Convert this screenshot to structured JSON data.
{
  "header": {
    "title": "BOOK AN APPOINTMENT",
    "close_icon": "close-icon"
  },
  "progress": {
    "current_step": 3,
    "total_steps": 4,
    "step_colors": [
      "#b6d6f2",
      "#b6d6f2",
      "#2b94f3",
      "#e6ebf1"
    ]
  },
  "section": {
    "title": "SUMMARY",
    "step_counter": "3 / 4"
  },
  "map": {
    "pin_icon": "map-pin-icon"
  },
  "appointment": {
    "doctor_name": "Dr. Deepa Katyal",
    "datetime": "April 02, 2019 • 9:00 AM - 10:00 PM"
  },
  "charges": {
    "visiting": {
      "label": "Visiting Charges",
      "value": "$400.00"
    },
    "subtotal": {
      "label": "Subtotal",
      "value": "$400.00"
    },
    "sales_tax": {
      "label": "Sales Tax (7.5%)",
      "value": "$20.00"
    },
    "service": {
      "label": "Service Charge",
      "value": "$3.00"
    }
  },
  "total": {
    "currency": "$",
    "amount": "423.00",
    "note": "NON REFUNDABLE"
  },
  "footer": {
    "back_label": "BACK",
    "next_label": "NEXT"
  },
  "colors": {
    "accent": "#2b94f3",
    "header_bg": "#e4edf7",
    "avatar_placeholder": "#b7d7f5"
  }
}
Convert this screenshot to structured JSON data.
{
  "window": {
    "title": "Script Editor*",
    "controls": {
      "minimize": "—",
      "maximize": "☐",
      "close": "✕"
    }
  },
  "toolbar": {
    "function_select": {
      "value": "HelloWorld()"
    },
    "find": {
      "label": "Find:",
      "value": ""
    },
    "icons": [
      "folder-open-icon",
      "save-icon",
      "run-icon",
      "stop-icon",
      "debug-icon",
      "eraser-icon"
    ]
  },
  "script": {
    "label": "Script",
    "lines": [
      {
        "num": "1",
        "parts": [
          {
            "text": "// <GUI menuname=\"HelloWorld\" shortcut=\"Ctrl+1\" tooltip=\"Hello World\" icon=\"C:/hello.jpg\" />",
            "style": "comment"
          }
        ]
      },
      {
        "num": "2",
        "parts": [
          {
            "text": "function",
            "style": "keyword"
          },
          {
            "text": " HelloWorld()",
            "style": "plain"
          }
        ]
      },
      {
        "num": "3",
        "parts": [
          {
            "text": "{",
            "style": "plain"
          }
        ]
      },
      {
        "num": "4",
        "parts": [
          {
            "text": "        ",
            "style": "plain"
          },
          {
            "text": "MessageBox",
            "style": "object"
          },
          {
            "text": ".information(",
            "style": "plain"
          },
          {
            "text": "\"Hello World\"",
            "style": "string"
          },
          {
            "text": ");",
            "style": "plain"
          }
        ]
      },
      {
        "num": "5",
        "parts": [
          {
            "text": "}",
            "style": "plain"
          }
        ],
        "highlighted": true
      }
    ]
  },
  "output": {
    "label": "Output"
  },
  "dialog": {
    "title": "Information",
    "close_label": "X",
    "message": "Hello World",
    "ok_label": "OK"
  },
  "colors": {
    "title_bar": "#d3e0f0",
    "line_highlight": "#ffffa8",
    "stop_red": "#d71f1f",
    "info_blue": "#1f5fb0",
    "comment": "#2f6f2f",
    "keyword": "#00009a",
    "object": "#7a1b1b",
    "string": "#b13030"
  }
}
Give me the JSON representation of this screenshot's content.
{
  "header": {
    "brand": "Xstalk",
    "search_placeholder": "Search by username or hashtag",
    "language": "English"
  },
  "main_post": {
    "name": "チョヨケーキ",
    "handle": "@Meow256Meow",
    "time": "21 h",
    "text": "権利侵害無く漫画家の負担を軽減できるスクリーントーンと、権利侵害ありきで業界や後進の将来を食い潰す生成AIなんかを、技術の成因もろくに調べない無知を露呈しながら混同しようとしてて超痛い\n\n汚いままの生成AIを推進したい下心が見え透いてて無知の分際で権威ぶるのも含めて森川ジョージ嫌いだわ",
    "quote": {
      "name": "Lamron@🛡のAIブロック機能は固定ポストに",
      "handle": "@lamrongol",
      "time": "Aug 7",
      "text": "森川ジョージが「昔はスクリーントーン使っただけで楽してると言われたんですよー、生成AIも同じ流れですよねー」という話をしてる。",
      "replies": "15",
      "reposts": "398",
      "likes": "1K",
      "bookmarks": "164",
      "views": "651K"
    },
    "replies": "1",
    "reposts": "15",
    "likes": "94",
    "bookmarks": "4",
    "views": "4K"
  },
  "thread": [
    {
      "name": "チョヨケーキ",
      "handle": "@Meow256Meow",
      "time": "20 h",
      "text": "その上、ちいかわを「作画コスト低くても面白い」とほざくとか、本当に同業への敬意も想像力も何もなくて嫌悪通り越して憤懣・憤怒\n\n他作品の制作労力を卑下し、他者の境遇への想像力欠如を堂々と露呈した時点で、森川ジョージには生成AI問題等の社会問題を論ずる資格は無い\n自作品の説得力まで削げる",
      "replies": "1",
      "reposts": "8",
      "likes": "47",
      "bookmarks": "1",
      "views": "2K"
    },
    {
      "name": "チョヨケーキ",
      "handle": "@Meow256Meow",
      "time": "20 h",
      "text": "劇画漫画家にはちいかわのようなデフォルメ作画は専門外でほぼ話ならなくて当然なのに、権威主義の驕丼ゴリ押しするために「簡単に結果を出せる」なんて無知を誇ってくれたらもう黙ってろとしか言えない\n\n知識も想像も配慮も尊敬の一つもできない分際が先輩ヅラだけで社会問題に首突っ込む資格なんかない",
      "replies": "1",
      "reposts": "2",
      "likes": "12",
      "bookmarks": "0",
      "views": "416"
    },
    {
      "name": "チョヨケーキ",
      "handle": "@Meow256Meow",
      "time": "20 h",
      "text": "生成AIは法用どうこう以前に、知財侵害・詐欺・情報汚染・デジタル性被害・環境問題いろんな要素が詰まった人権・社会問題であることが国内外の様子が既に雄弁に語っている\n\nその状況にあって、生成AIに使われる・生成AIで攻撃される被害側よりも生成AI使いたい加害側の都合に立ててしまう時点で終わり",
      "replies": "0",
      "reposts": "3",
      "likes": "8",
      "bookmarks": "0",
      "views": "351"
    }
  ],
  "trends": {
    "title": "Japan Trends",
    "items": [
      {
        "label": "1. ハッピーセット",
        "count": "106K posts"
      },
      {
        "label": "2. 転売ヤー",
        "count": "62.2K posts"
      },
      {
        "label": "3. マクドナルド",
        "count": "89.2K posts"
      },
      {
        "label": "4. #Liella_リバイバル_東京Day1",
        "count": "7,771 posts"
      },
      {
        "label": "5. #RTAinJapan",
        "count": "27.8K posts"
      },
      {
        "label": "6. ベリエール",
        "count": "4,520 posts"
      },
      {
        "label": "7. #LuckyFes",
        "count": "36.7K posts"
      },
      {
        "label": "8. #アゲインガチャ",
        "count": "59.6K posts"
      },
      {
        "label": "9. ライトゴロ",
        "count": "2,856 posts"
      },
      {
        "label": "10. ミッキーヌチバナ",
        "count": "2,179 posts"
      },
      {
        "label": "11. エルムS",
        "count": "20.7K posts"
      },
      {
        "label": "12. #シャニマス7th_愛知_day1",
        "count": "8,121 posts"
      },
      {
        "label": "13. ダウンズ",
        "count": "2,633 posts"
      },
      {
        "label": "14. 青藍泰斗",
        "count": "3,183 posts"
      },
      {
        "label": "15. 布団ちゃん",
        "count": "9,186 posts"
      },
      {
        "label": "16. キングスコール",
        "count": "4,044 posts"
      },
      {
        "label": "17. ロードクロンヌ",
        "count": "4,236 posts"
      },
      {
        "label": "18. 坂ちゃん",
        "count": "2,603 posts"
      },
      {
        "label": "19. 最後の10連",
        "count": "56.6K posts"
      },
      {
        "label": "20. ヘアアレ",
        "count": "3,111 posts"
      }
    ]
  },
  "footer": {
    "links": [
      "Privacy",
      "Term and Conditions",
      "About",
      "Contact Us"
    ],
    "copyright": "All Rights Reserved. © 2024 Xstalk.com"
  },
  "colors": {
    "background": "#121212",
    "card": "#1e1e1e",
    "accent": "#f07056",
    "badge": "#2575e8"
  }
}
**********
Extract all lines containing the word "reposts".

      "reposts": "398",
    "reposts": "15",
      "reposts": "8",
      "reposts": "2",
      "reposts": "3",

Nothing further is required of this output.